▶ _Prompt_
Give every line again exactly as it appears, please, but not the pictures.

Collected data
____

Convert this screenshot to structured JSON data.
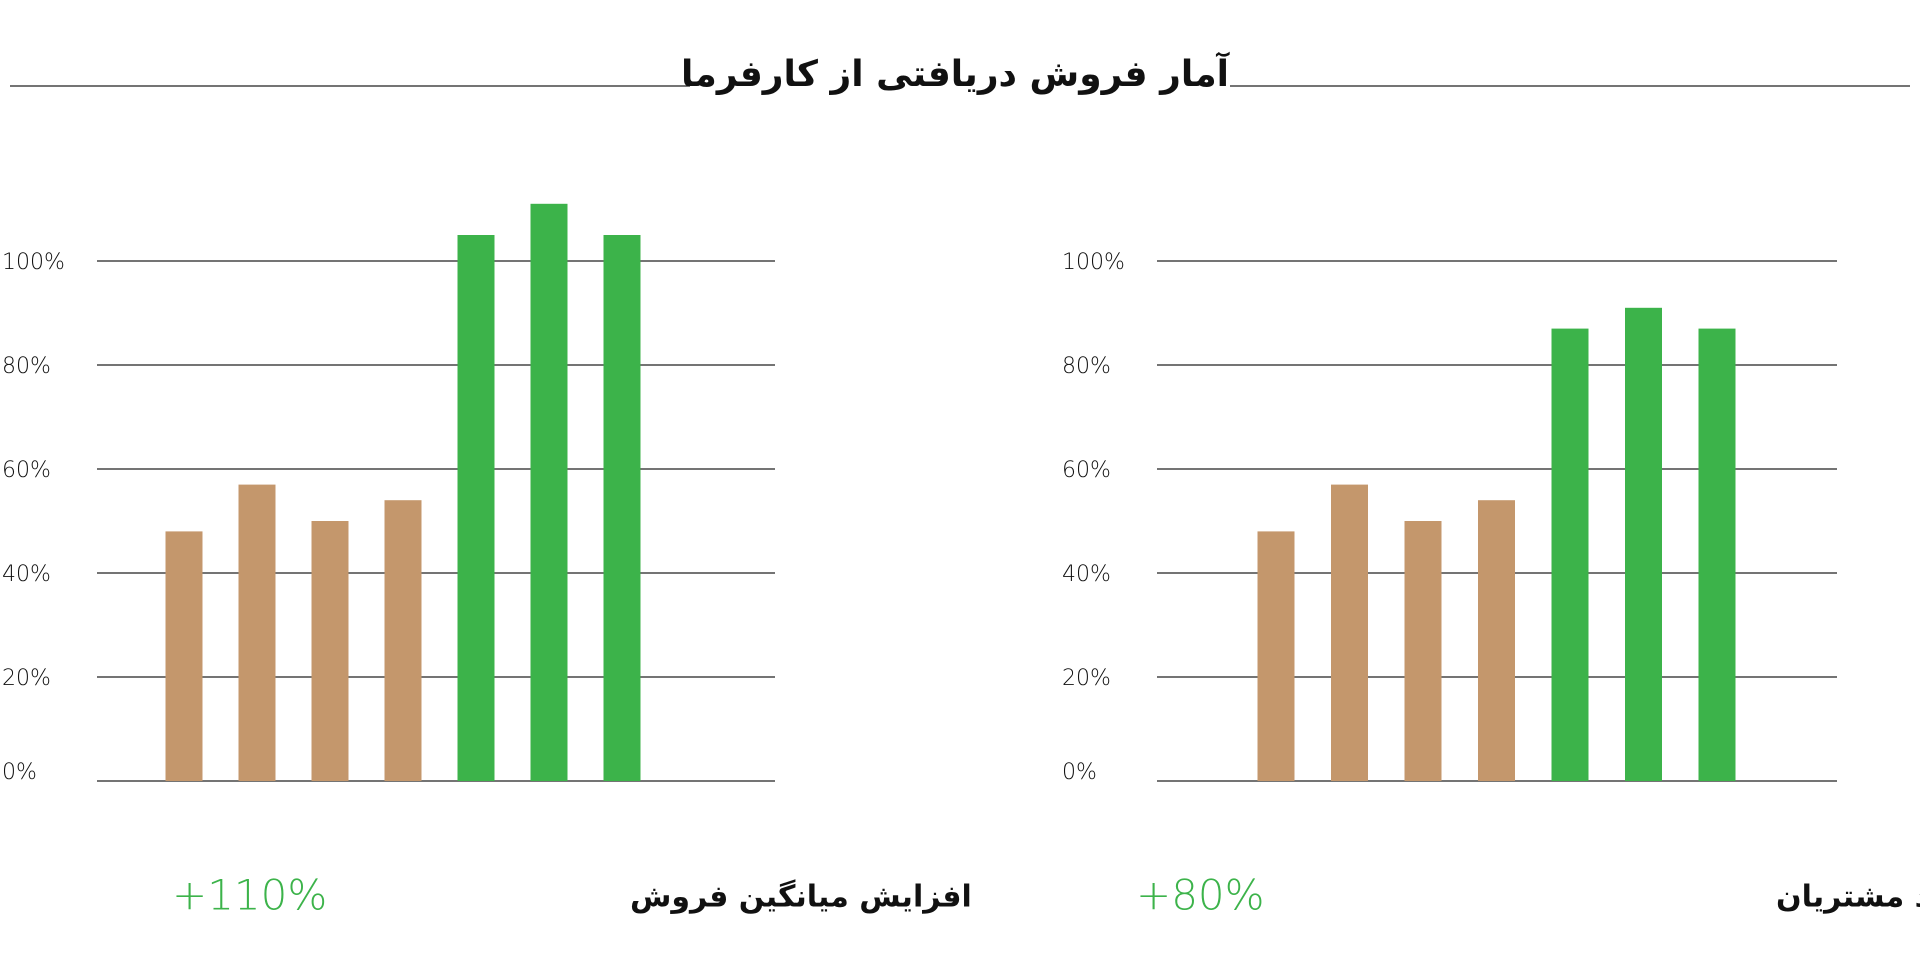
{
  "title": "آمار فروش دریافتی از کارفرما",
  "chart_data": [
    {
      "type": "bar",
      "caption": "افزایش میانگین فروش",
      "highlight": "+110%",
      "categories": [
        null,
        null,
        null,
        null,
        null,
        null,
        null
      ],
      "values": [
        48,
        57,
        50,
        54,
        105,
        111,
        105
      ],
      "colors": [
        "#c4976c",
        "#c4976c",
        "#c4976c",
        "#c4976c",
        "#3cb34a",
        "#3cb34a",
        "#3cb34a"
      ],
      "ylim": [
        0,
        115
      ],
      "yticks": [
        {
          "value": 0,
          "label": "0%"
        },
        {
          "value": 20,
          "label": "20%"
        },
        {
          "value": 40,
          "label": "40%"
        },
        {
          "value": 60,
          "label": "60%"
        },
        {
          "value": 80,
          "label": "80%"
        },
        {
          "value": 100,
          "label": "100%"
        }
      ],
      "grid": true
    },
    {
      "type": "bar",
      "caption": "افزایش آگاهی از برند و تعداد مشتریان",
      "highlight": "+80%",
      "categories": [
        null,
        null,
        null,
        null,
        null,
        null,
        null
      ],
      "values": [
        48,
        57,
        50,
        54,
        87,
        91,
        87
      ],
      "colors": [
        "#c4976c",
        "#c4976c",
        "#c4976c",
        "#c4976c",
        "#3cb34a",
        "#3cb34a",
        "#3cb34a"
      ],
      "ylim": [
        0,
        115
      ],
      "yticks": [
        {
          "value": 0,
          "label": "0%"
        },
        {
          "value": 20,
          "label": "20%"
        },
        {
          "value": 40,
          "label": "40%"
        },
        {
          "value": 60,
          "label": "60%"
        },
        {
          "value": 80,
          "label": "80%"
        },
        {
          "value": 100,
          "label": "100%"
        }
      ],
      "grid": true
    }
  ]
}
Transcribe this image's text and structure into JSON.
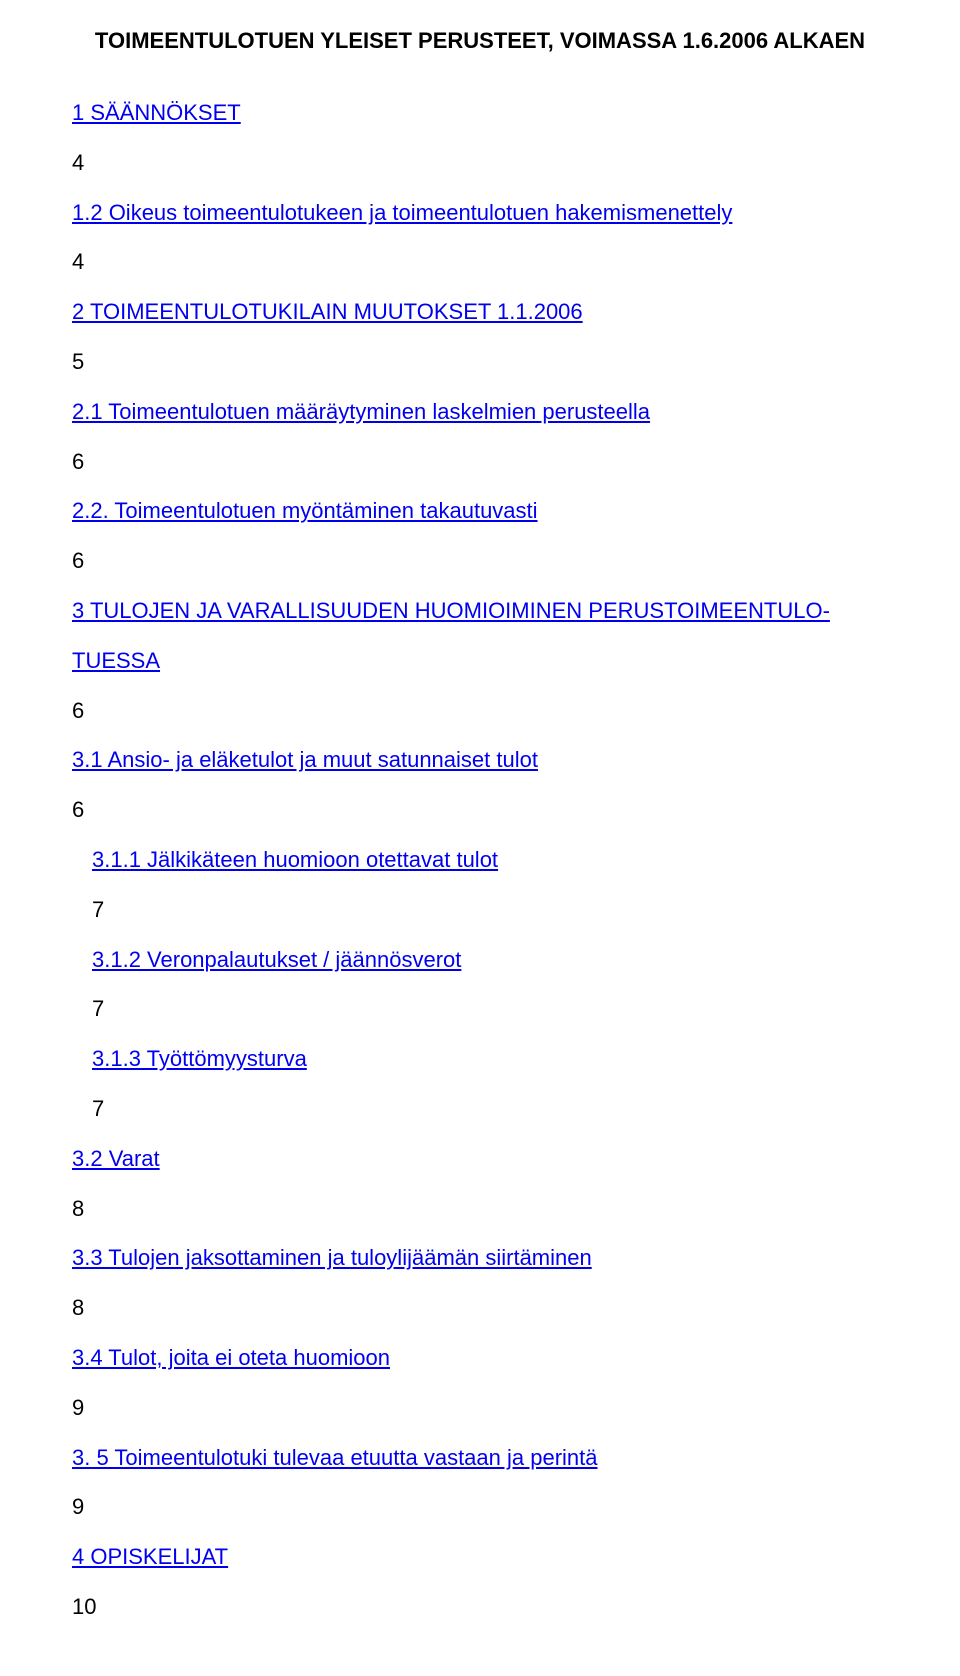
{
  "title": "TOIMEENTULOTUEN YLEISET PERUSTEET, VOIMASSA 1.6.2006 ALKAEN",
  "toc": [
    {
      "label": "1 SÄÄNNÖKSET",
      "page": "4",
      "indent": 0
    },
    {
      "label": "1.2  Oikeus toimeentulotukeen ja toimeentulotuen hakemismenettely",
      "page": "4",
      "indent": 0
    },
    {
      "label": "2 TOIMEENTULOTUKILAIN MUUTOKSET 1.1.2006",
      "page": "5",
      "indent": 0
    },
    {
      "label": "2.1  Toimeentulotuen määräytyminen laskelmien perusteella",
      "page": "6",
      "indent": 0
    },
    {
      "label": "2.2. Toimeentulotuen myöntäminen takautuvasti",
      "page": "6",
      "indent": 0
    },
    {
      "label_a": "3 TULOJEN JA VARALLISUUDEN HUOMIOIMINEN PERUSTOIMEENTULO-",
      "label_b": "TUESSA",
      "page": "6",
      "indent": 0,
      "multi": true
    },
    {
      "label": "3.1 Ansio- ja eläketulot ja muut satunnaiset tulot",
      "page": "6",
      "indent": 0
    },
    {
      "label": "3.1.1 Jälkikäteen huomioon otettavat tulot",
      "page": "7",
      "indent": 1
    },
    {
      "label": "3.1.2 Veronpalautukset / jäännösverot",
      "page": "7",
      "indent": 1
    },
    {
      "label": "3.1.3 Työttömyysturva",
      "page": "7",
      "indent": 1
    },
    {
      "label": "3.2 Varat",
      "page": "8",
      "indent": 0
    },
    {
      "label": "3.3  Tulojen jaksottaminen ja tuloylijäämän siirtäminen",
      "page": "8",
      "indent": 0
    },
    {
      "label": "3.4 Tulot, joita ei oteta huomioon",
      "page": "9",
      "indent": 0
    },
    {
      "label": "3. 5  Toimeentulotuki tulevaa etuutta vastaan ja perintä",
      "page": "9",
      "indent": 0
    },
    {
      "label": "4 OPISKELIJAT",
      "page": "10",
      "indent": 0
    }
  ]
}
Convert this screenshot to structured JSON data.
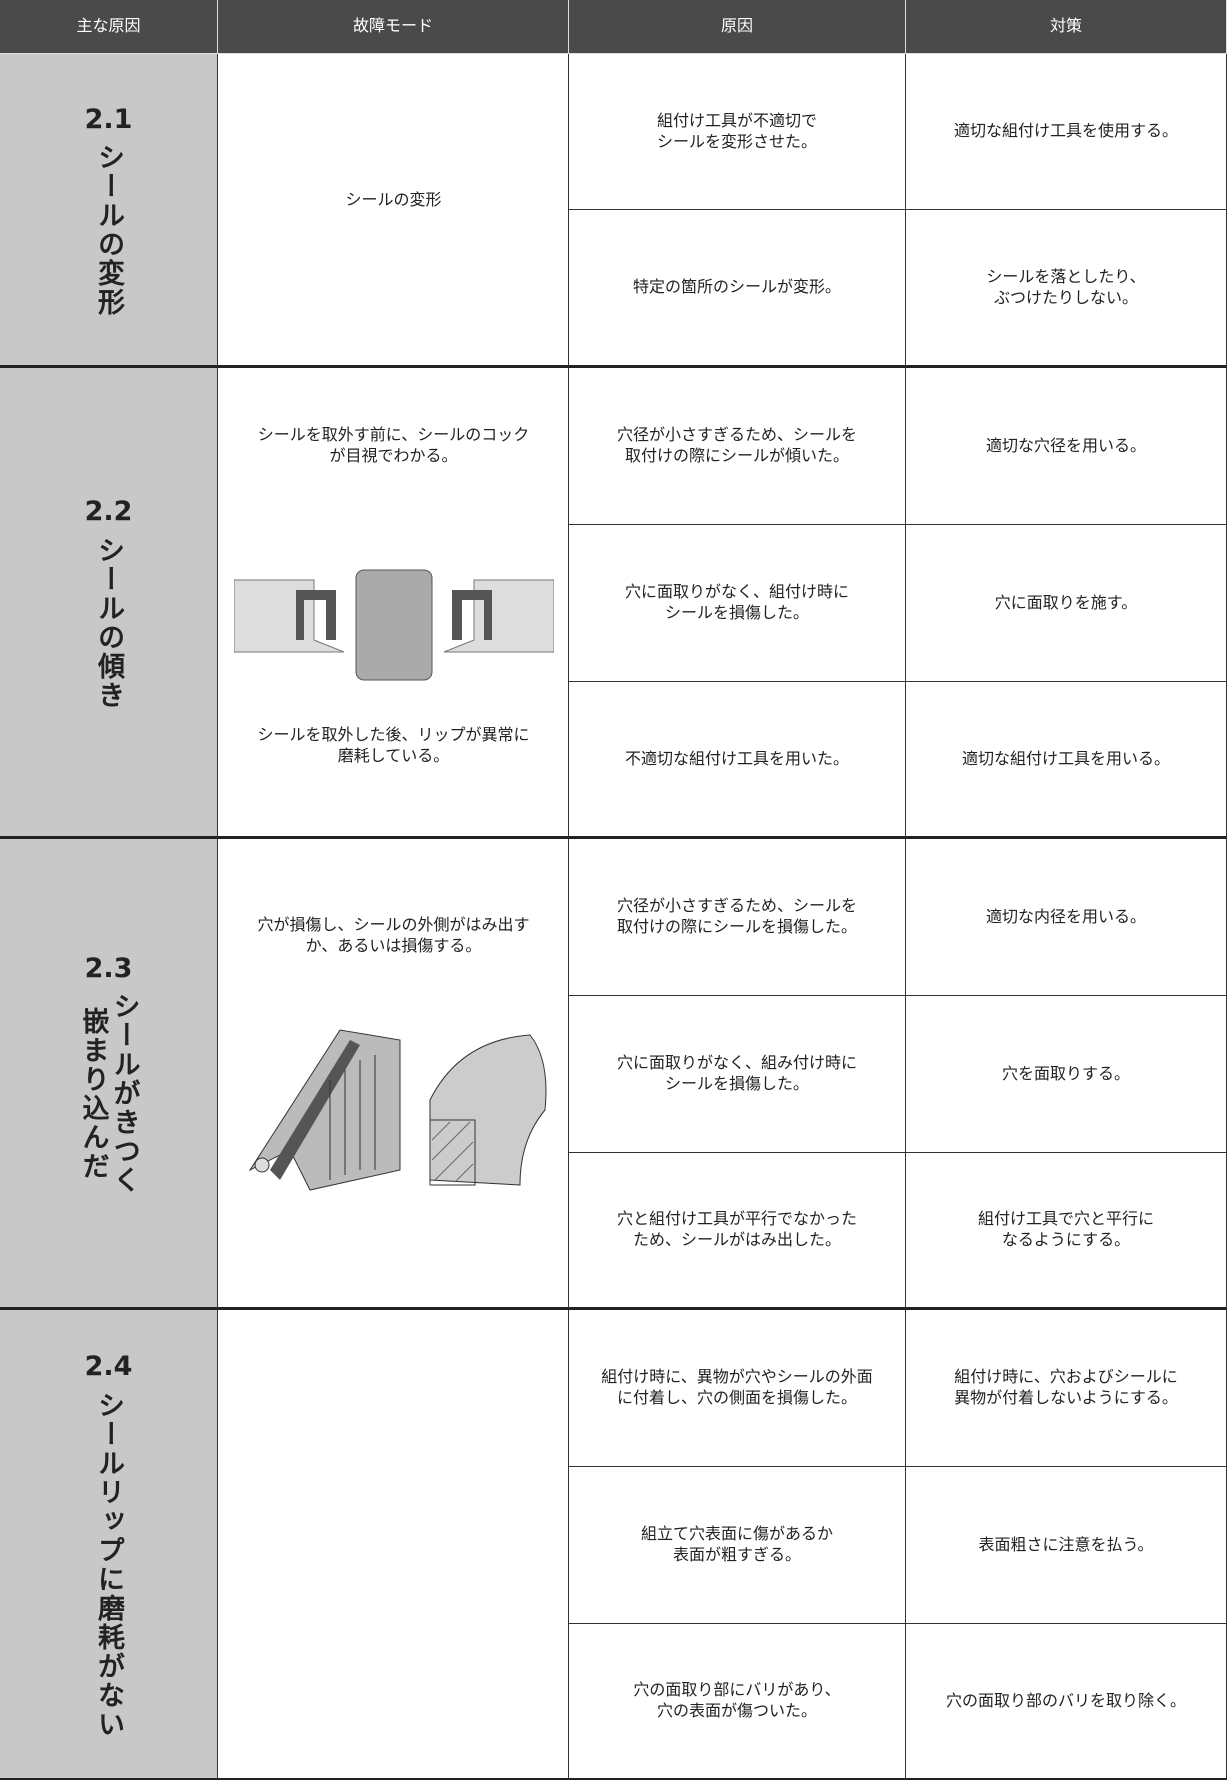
{
  "header": [
    "主な原因",
    "故障モード",
    "原因",
    "対策"
  ],
  "sections": [
    {
      "number": "2.1",
      "title_lines": [
        "シールの変形"
      ],
      "failure_modes": [
        "シールの変形"
      ],
      "rows": [
        {
          "cause": "組付け工具が不適切で\nシールを変形させた。",
          "countermeasure": "適切な組付け工具を使用する。"
        },
        {
          "cause": "特定の箇所のシールが変形。",
          "countermeasure": "シールを落としたり、\nぶつけたりしない。"
        }
      ]
    },
    {
      "number": "2.2",
      "title_lines": [
        "シールの傾き"
      ],
      "failure_modes": [
        "シールを取外す前に、シールのコック\nが目視でわかる。",
        "シールを取外した後、リップが異常に\n磨耗している。"
      ],
      "rows": [
        {
          "cause": "穴径が小さすぎるため、シールを\n取付けの際にシールが傾いた。",
          "countermeasure": "適切な穴径を用いる。"
        },
        {
          "cause": "穴に面取りがなく、組付け時に\nシールを損傷した。",
          "countermeasure": "穴に面取りを施す。"
        },
        {
          "cause": "不適切な組付け工具を用いた。",
          "countermeasure": "適切な組付け工具を用いる。"
        }
      ]
    },
    {
      "number": "2.3",
      "title_lines": [
        "シールがきつく",
        "嵌まり込んだ"
      ],
      "failure_modes": [
        "穴が損傷し、シールの外側がはみ出す\nか、あるいは損傷する。"
      ],
      "rows": [
        {
          "cause": "穴径が小さすぎるため、シールを\n取付けの際にシールを損傷した。",
          "countermeasure": "適切な内径を用いる。"
        },
        {
          "cause": "穴に面取りがなく、組み付け時に\nシールを損傷した。",
          "countermeasure": "穴を面取りする。"
        },
        {
          "cause": "穴と組付け工具が平行でなかった\nため、シールがはみ出した。",
          "countermeasure": "組付け工具で穴と平行に\nなるようにする。"
        }
      ]
    },
    {
      "number": "2.4",
      "title_lines": [
        "シールリップに磨耗がない"
      ],
      "failure_modes": [],
      "rows": [
        {
          "cause": "組付け時に、異物が穴やシールの外面\nに付着し、穴の側面を損傷した。",
          "countermeasure": "組付け時に、穴およびシールに\n異物が付着しないようにする。"
        },
        {
          "cause": "組立て穴表面に傷があるか\n表面が粗すぎる。",
          "countermeasure": "表面粗さに注意を払う。"
        },
        {
          "cause": "穴の面取り部にバリがあり、\n穴の表面が傷ついた。",
          "countermeasure": "穴の面取り部のバリを取り除く。"
        }
      ]
    }
  ]
}
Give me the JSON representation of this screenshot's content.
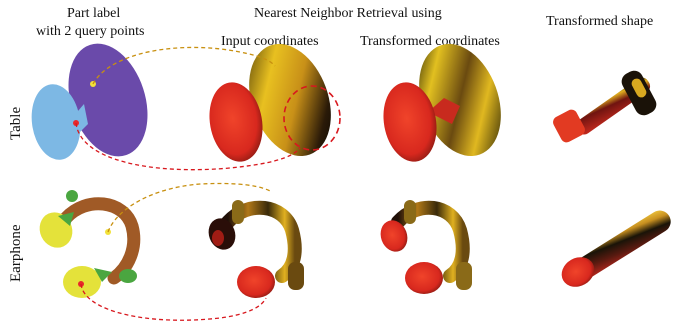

____

▶ _Complete output_
Convert this screenshot to structured JSON data.
{
  "title": "آمار فروش دریافتی از کارفرما",
  "chart_data": [
    {
      "type": "bar",
      "caption": "افزایش میانگین فروش",
      "highlight": "+110%",
      "categories": [
        null,
        null,
        null,
        null,
        null,
        null,
        null
      ],
      "values": [
        48,
        57,
        50,
        54,
        105,
        111,
        105
      ],
      "colors": [
        "#c4976c",
        "#c4976c",
        "#c4976c",
        "#c4976c",
        "#3cb34a",
        "#3cb34a",
        "#3cb34a"
      ],
      "ylim": [
        0,
        115
      ],
      "yticks": [
        {
          "value": 0,
          "label": "0%"
        },
        {
          "value": 20,
          "label": "20%"
        },
        {
          "value": 40,
          "label": "40%"
        },
        {
          "value": 60,
          "label": "60%"
        },
        {
          "value": 80,
          "label": "80%"
        },
        {
          "value": 100,
          "label": "100%"
        }
      ],
      "grid": true
    },
    {
      "type": "bar",
      "caption": "افزایش آگاهی از برند و تعداد مشتریان",
      "highlight": "+80%",
      "categories": [
        null,
        null,
        null,
        null,
        null,
        null,
        null
      ],
      "values": [
        48,
        57,
        50,
        54,
        87,
        91,
        87
      ],
      "colors": [
        "#c4976c",
        "#c4976c",
        "#c4976c",
        "#c4976c",
        "#3cb34a",
        "#3cb34a",
        "#3cb34a"
      ],
      "ylim": [
        0,
        115
      ],
      "yticks": [
        {
          "value": 0,
          "label": "0%"
        },
        {
          "value": 20,
          "label": "20%"
        },
        {
          "value": 40,
          "label": "40%"
        },
        {
          "value": 60,
          "label": "60%"
        },
        {
          "value": 80,
          "label": "80%"
        },
        {
          "value": 100,
          "label": "100%"
        }
      ],
      "grid": true
    }
  ]
}
Transcribe this image's text and structure into JSON.
{
  "title": "TOIMEENTULOTUEN YLEISET PERUSTEET, VOIMASSA 1.6.2006 ALKAEN",
  "toc": [
    {
      "label": "1 SÄÄNNÖKSET",
      "page": "4",
      "indent": 0
    },
    {
      "label": "1.2  Oikeus toimeentulotukeen ja toimeentulotuen hakemismenettely",
      "page": "4",
      "indent": 0
    },
    {
      "label": "2 TOIMEENTULOTUKILAIN MUUTOKSET 1.1.2006",
      "page": "5",
      "indent": 0
    },
    {
      "label": "2.1  Toimeentulotuen määräytyminen laskelmien perusteella",
      "page": "6",
      "indent": 0
    },
    {
      "label": "2.2. Toimeentulotuen myöntäminen takautuvasti",
      "page": "6",
      "indent": 0
    },
    {
      "label_a": "3 TULOJEN JA VARALLISUUDEN HUOMIOIMINEN PERUSTOIMEENTULO-",
      "label_b": "TUESSA",
      "page": "6",
      "indent": 0,
      "multi": true
    },
    {
      "label": "3.1 Ansio- ja eläketulot ja muut satunnaiset tulot",
      "page": "6",
      "indent": 0
    },
    {
      "label": "3.1.1 Jälkikäteen huomioon otettavat tulot",
      "page": "7",
      "indent": 1
    },
    {
      "label": "3.1.2 Veronpalautukset / jäännösverot",
      "page": "7",
      "indent": 1
    },
    {
      "label": "3.1.3 Työttömyysturva",
      "page": "7",
      "indent": 1
    },
    {
      "label": "3.2 Varat",
      "page": "8",
      "indent": 0
    },
    {
      "label": "3.3  Tulojen jaksottaminen ja tuloylijäämän siirtäminen",
      "page": "8",
      "indent": 0
    },
    {
      "label": "3.4 Tulot, joita ei oteta huomioon",
      "page": "9",
      "indent": 0
    },
    {
      "label": "3. 5  Toimeentulotuki tulevaa etuutta vastaan ja perintä",
      "page": "9",
      "indent": 0
    },
    {
      "label": "4 OPISKELIJAT",
      "page": "10",
      "indent": 0
    }
  ]
}
Convert this screenshot to structured JSON data.
{
  "header": [
    "主な原因",
    "故障モード",
    "原因",
    "対策"
  ],
  "sections": [
    {
      "number": "2.1",
      "title_lines": [
        "シールの変形"
      ],
      "failure_modes": [
        "シールの変形"
      ],
      "rows": [
        {
          "cause": "組付け工具が不適切で\nシールを変形させた。",
          "countermeasure": "適切な組付け工具を使用する。"
        },
        {
          "cause": "特定の箇所のシールが変形。",
          "countermeasure": "シールを落としたり、\nぶつけたりしない。"
        }
      ]
    },
    {
      "number": "2.2",
      "title_lines": [
        "シールの傾き"
      ],
      "failure_modes": [
        "シールを取外す前に、シールのコック\nが目視でわかる。",
        "シールを取外した後、リップが異常に\n磨耗している。"
      ],
      "rows": [
        {
          "cause": "穴径が小さすぎるため、シールを\n取付けの際にシールが傾いた。",
          "countermeasure": "適切な穴径を用いる。"
        },
        {
          "cause": "穴に面取りがなく、組付け時に\nシールを損傷した。",
          "countermeasure": "穴に面取りを施す。"
        },
        {
          "cause": "不適切な組付け工具を用いた。",
          "countermeasure": "適切な組付け工具を用いる。"
        }
      ]
    },
    {
      "number": "2.3",
      "title_lines": [
        "シールがきつく",
        "嵌まり込んだ"
      ],
      "failure_modes": [
        "穴が損傷し、シールの外側がはみ出す\nか、あるいは損傷する。"
      ],
      "rows": [
        {
          "cause": "穴径が小さすぎるため、シールを\n取付けの際にシールを損傷した。",
          "countermeasure": "適切な内径を用いる。"
        },
        {
          "cause": "穴に面取りがなく、組み付け時に\nシールを損傷した。",
          "countermeasure": "穴を面取りする。"
        },
        {
          "cause": "穴と組付け工具が平行でなかった\nため、シールがはみ出した。",
          "countermeasure": "組付け工具で穴と平行に\nなるようにする。"
        }
      ]
    },
    {
      "number": "2.4",
      "title_lines": [
        "シールリップに磨耗がない"
      ],
      "failure_modes": [],
      "rows": [
        {
          "cause": "組付け時に、異物が穴やシールの外面\nに付着し、穴の側面を損傷した。",
          "countermeasure": "組付け時に、穴およびシールに\n異物が付着しないようにする。"
        },
        {
          "cause": "組立て穴表面に傷があるか\n表面が粗すぎる。",
          "countermeasure": "表面粗さに注意を払う。"
        },
        {
          "cause": "穴の面取り部にバリがあり、\n穴の表面が傷ついた。",
          "countermeasure": "穴の面取り部のバリを取り除く。"
        }
      ]
    }
  ]
}
Give me the JSON representation of this screenshot's content.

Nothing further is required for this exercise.